Stored data entries

▬▬▬▬▬▬▬▬▬▬

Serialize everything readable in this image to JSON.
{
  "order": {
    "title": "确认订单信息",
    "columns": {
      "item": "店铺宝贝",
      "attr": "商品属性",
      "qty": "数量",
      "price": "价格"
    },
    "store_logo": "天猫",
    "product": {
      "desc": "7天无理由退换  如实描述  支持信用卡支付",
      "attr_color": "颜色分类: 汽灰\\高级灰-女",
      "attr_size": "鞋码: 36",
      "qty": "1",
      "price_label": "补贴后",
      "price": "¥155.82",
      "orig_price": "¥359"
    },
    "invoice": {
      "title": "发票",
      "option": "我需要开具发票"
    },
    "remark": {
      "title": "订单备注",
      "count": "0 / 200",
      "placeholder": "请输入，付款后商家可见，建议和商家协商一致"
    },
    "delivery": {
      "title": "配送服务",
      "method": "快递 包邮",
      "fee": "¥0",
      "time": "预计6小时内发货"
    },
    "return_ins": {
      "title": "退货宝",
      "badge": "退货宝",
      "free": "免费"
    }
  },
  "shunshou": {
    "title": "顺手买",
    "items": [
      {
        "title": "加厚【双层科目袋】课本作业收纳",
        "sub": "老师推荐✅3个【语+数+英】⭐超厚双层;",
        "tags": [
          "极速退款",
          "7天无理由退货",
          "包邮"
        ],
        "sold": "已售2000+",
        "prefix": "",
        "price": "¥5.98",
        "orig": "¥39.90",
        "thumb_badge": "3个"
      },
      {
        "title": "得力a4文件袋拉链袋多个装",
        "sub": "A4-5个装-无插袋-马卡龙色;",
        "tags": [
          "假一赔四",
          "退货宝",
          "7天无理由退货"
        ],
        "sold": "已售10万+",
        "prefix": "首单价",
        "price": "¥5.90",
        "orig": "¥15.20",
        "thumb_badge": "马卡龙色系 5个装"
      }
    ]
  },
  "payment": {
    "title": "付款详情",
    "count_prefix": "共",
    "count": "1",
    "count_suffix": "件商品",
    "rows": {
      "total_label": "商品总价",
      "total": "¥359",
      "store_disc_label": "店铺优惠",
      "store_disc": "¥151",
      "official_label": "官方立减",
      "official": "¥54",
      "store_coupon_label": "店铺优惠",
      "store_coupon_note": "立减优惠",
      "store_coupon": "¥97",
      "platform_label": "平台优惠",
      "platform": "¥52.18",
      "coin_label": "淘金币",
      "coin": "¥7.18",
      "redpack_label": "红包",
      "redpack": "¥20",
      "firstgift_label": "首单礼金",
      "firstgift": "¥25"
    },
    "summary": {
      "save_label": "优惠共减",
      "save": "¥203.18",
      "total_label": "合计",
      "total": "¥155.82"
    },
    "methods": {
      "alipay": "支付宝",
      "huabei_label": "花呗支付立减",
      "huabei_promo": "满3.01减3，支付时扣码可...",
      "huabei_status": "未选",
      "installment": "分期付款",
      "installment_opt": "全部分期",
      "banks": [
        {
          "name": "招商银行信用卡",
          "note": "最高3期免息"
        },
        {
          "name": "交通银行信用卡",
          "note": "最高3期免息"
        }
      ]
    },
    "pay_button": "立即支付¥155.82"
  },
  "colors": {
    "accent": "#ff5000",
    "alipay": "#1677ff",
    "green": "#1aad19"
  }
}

▬▬▬▬▬▬▬▬▬▬

* [Description of the task]: Reproduce each record exactly, leaving nothing out.

* [Complete output]:
Serialize everything readable in this image to JSON.
{
  "order": {
    "title": "确认订单信息",
    "columns": {
      "item": "店铺宝贝",
      "attr": "商品属性",
      "qty": "数量",
      "price": "价格"
    },
    "store_logo": "天猫",
    "product": {
      "desc": "7天无理由退换  如实描述  支持信用卡支付",
      "attr_color": "颜色分类: 汽灰\\高级灰-女",
      "attr_size": "鞋码: 36",
      "qty": "1",
      "price_label": "补贴后",
      "price": "¥155.82",
      "orig_price": "¥359"
    },
    "invoice": {
      "title": "发票",
      "option": "我需要开具发票"
    },
    "remark": {
      "title": "订单备注",
      "count": "0 / 200",
      "placeholder": "请输入，付款后商家可见，建议和商家协商一致"
    },
    "delivery": {
      "title": "配送服务",
      "method": "快递 包邮",
      "fee": "¥0",
      "time": "预计6小时内发货"
    },
    "return_ins": {
      "title": "退货宝",
      "badge": "退货宝",
      "free": "免费"
    }
  },
  "shunshou": {
    "title": "顺手买",
    "items": [
      {
        "title": "加厚【双层科目袋】课本作业收纳",
        "sub": "老师推荐✅3个【语+数+英】⭐超厚双层;",
        "tags": [
          "极速退款",
          "7天无理由退货",
          "包邮"
        ],
        "sold": "已售2000+",
        "prefix": "",
        "price": "¥5.98",
        "orig": "¥39.90",
        "thumb_badge": "3个"
      },
      {
        "title": "得力a4文件袋拉链袋多个装",
        "sub": "A4-5个装-无插袋-马卡龙色;",
        "tags": [
          "假一赔四",
          "退货宝",
          "7天无理由退货"
        ],
        "sold": "已售10万+",
        "prefix": "首单价",
        "price": "¥5.90",
        "orig": "¥15.20",
        "thumb_badge": "马卡龙色系 5个装"
      }
    ]
  },
  "payment": {
    "title": "付款详情",
    "count_prefix": "共",
    "count": "1",
    "count_suffix": "件商品",
    "rows": {
      "total_label": "商品总价",
      "total": "¥359",
      "store_disc_label": "店铺优惠",
      "store_disc": "¥151",
      "official_label": "官方立减",
      "official": "¥54",
      "store_coupon_label": "店铺优惠",
      "store_coupon_note": "立减优惠",
      "store_coupon": "¥97",
      "platform_label": "平台优惠",
      "platform": "¥52.18",
      "coin_label": "淘金币",
      "coin": "¥7.18",
      "redpack_label": "红包",
      "redpack": "¥20",
      "firstgift_label": "首单礼金",
      "firstgift": "¥25"
    },
    "summary": {
      "save_label": "优惠共减",
      "save": "¥203.18",
      "total_label": "合计",
      "total": "¥155.82"
    },
    "methods": {
      "alipay": "支付宝",
      "huabei_label": "花呗支付立减",
      "huabei_promo": "满3.01减3，支付时扣码可...",
      "huabei_status": "未选",
      "installment": "分期付款",
      "installment_opt": "全部分期",
      "banks": [
        {
          "name": "招商银行信用卡",
          "note": "最高3期免息"
        },
        {
          "name": "交通银行信用卡",
          "note": "最高3期免息"
        }
      ]
    },
    "pay_button": "立即支付¥155.82"
  },
  "colors": {
    "accent": "#ff5000",
    "alipay": "#1677ff",
    "green": "#1aad19"
  }
}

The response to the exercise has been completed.